**TASK BRIEF**.
Return each line holding the string "JSON".

Lines of data
★ ★ ★ ★
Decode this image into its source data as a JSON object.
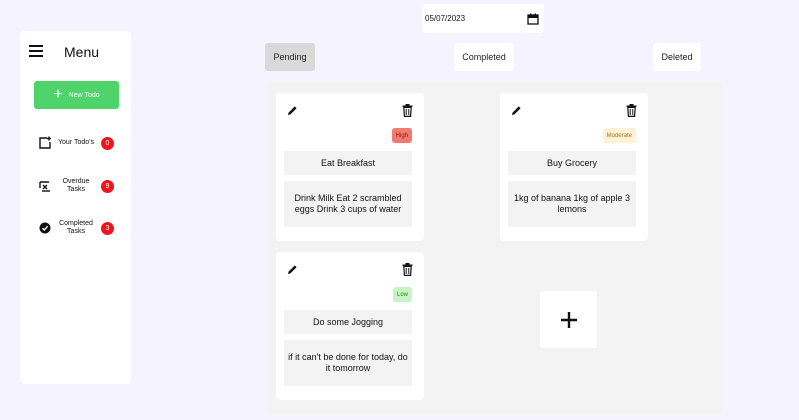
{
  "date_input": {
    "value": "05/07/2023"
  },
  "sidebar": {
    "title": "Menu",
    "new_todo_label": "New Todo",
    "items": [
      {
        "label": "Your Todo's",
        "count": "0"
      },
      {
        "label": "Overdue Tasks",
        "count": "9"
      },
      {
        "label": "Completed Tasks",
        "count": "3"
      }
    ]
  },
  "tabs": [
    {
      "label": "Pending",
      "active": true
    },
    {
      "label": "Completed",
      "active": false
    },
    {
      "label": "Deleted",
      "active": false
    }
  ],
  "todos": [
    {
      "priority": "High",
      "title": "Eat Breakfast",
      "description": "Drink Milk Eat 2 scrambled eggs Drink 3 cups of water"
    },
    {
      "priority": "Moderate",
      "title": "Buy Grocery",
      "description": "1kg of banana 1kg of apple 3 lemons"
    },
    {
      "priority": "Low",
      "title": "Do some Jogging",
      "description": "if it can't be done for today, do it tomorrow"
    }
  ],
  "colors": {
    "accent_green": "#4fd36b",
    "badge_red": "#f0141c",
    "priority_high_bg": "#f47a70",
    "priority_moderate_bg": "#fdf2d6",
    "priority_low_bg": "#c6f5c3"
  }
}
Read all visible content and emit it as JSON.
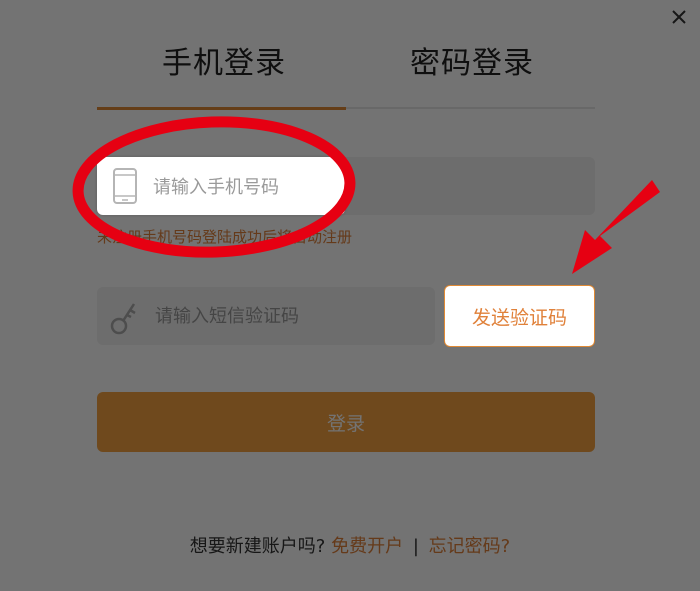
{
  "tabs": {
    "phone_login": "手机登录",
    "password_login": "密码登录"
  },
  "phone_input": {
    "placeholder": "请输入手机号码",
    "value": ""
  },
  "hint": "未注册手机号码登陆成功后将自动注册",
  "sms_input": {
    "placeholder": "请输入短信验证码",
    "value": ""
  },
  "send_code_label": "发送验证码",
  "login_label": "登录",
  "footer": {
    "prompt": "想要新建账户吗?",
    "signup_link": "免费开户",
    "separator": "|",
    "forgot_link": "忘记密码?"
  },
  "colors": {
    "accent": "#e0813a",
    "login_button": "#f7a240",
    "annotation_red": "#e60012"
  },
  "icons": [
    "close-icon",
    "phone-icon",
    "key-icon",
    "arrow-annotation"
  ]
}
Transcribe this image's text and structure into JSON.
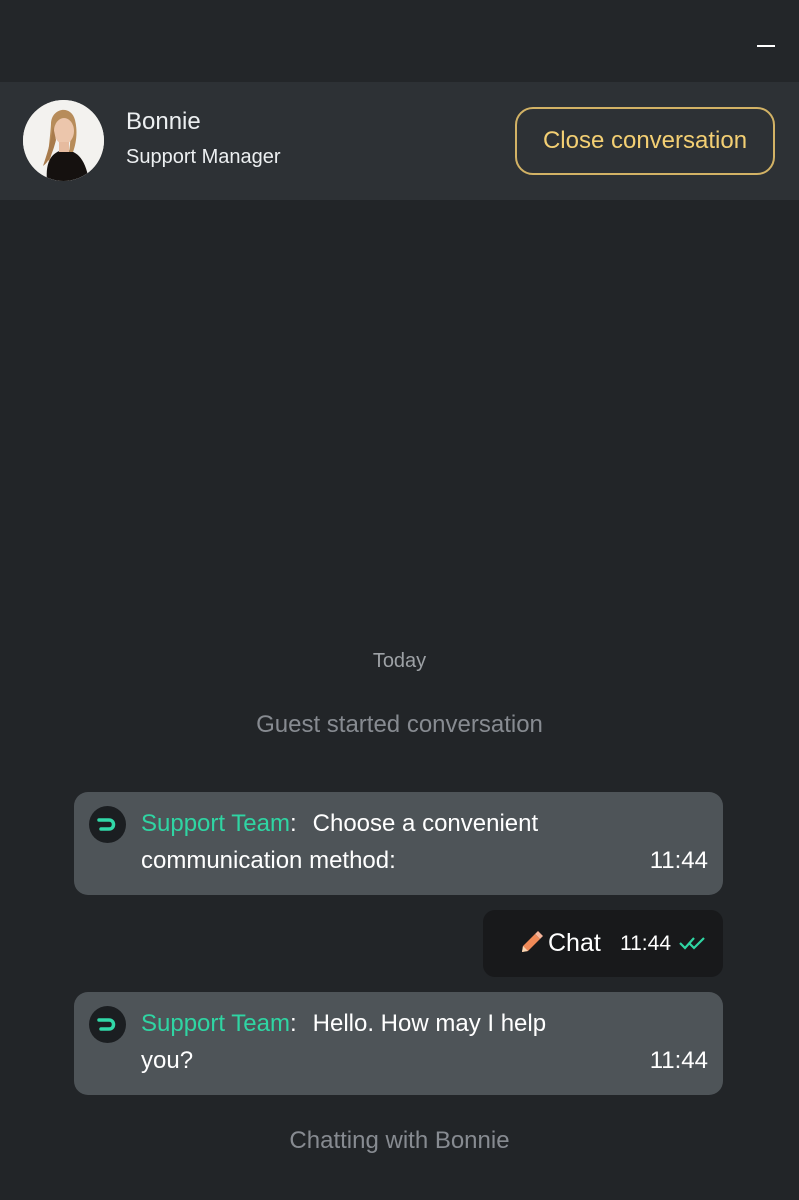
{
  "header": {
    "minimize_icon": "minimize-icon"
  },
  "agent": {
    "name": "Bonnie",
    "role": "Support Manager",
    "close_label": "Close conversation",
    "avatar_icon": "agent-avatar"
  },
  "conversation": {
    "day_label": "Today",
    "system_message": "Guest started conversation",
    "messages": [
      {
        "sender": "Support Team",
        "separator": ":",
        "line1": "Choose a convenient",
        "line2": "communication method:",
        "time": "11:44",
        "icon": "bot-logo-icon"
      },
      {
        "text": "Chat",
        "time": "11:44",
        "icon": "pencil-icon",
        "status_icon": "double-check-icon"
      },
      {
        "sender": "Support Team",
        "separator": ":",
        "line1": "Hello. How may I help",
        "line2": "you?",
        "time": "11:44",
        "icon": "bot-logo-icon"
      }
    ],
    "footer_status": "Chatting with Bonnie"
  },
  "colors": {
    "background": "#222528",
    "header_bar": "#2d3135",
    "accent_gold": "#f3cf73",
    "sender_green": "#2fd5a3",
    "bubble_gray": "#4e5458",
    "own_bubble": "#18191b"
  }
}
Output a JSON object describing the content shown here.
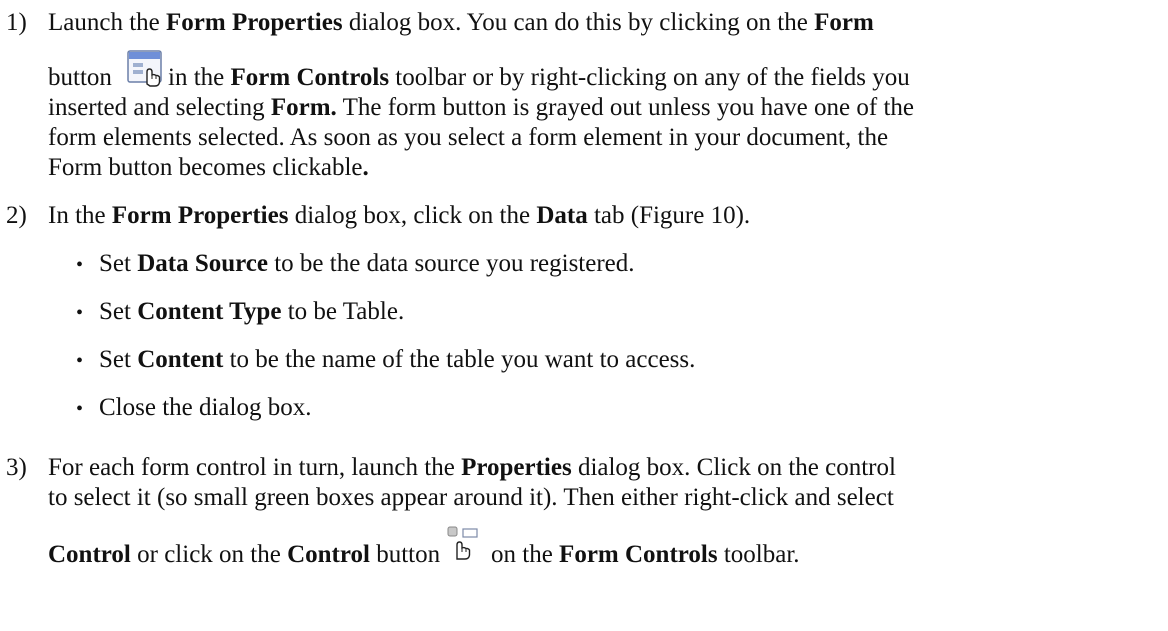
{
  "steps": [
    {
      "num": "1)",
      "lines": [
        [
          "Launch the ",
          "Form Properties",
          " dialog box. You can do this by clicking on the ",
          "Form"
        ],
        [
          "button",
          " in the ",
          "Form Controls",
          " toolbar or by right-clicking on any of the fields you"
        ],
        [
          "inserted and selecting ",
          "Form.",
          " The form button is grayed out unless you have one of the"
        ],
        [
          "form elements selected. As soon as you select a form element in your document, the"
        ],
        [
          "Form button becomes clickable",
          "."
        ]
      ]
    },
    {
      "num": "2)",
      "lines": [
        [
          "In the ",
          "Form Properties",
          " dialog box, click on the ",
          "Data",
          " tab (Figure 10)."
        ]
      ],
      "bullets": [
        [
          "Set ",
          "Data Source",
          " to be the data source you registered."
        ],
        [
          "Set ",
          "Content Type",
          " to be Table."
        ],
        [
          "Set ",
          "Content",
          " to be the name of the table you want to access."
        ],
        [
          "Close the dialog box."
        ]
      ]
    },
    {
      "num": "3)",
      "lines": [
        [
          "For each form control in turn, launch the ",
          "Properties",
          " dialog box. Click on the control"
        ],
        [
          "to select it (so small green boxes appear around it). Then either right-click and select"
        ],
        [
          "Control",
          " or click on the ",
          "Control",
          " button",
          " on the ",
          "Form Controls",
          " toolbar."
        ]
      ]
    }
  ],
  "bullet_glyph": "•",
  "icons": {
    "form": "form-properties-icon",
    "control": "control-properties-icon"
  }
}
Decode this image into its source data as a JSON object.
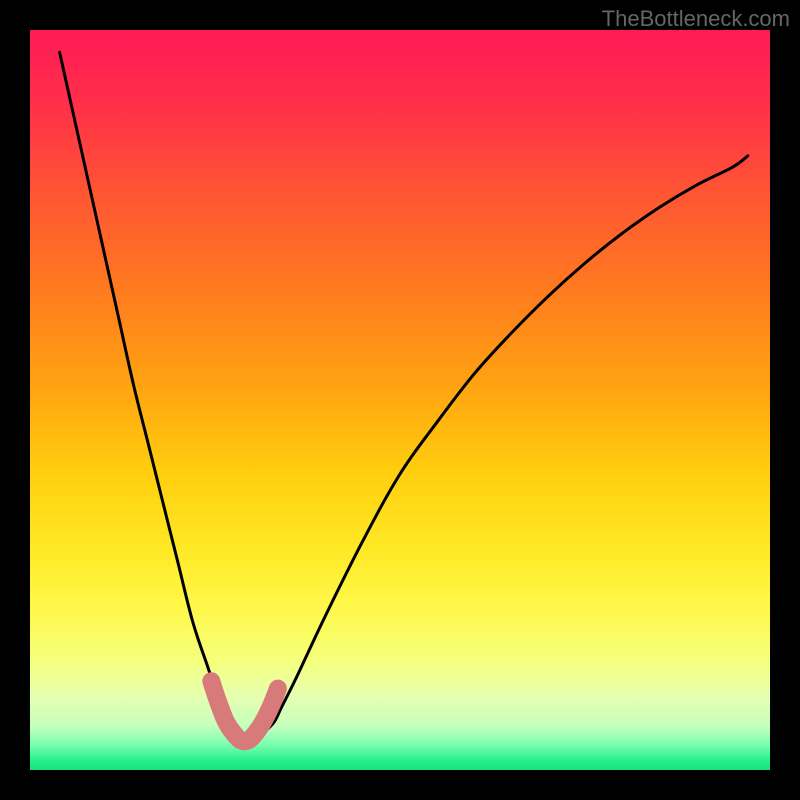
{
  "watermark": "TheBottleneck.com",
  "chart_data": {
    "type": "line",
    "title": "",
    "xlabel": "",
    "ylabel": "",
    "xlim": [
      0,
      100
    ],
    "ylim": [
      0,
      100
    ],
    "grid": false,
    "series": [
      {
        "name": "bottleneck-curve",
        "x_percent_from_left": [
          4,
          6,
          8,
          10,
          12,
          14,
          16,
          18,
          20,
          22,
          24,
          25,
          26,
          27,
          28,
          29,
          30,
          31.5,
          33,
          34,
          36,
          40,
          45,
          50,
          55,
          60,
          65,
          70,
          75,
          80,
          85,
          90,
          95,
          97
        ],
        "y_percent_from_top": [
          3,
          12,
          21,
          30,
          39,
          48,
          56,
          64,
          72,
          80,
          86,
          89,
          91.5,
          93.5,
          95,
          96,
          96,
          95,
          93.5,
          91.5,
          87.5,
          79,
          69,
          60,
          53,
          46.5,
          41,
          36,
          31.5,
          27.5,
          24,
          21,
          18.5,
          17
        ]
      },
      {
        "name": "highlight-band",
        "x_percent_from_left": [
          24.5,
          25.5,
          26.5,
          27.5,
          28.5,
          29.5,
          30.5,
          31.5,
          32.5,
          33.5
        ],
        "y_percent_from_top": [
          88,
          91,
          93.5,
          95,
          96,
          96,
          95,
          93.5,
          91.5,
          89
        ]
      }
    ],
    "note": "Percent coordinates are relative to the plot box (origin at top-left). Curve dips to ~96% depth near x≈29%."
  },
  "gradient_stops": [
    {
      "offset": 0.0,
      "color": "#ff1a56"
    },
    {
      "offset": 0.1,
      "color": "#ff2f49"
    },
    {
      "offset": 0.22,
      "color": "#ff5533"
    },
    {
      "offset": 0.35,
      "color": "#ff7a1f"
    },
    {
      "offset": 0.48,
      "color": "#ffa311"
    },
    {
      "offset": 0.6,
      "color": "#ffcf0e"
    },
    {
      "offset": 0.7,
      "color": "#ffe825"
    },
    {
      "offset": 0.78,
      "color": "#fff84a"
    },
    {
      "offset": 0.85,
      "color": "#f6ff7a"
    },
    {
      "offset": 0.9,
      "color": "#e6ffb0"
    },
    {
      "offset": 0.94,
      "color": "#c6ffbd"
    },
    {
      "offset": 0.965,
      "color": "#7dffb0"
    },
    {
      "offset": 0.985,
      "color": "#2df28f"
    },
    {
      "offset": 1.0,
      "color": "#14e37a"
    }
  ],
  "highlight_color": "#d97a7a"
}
★ ★ ★ ★
**OUTPUT OF THE TASK**.
Decode this image into its source data as a JSON object.
Read all visible content and emit it as JSON.
Transcribe this image's text and structure into JSON.
Output a JSON object describing the content shown here.
Decode this image into its source data as a JSON object.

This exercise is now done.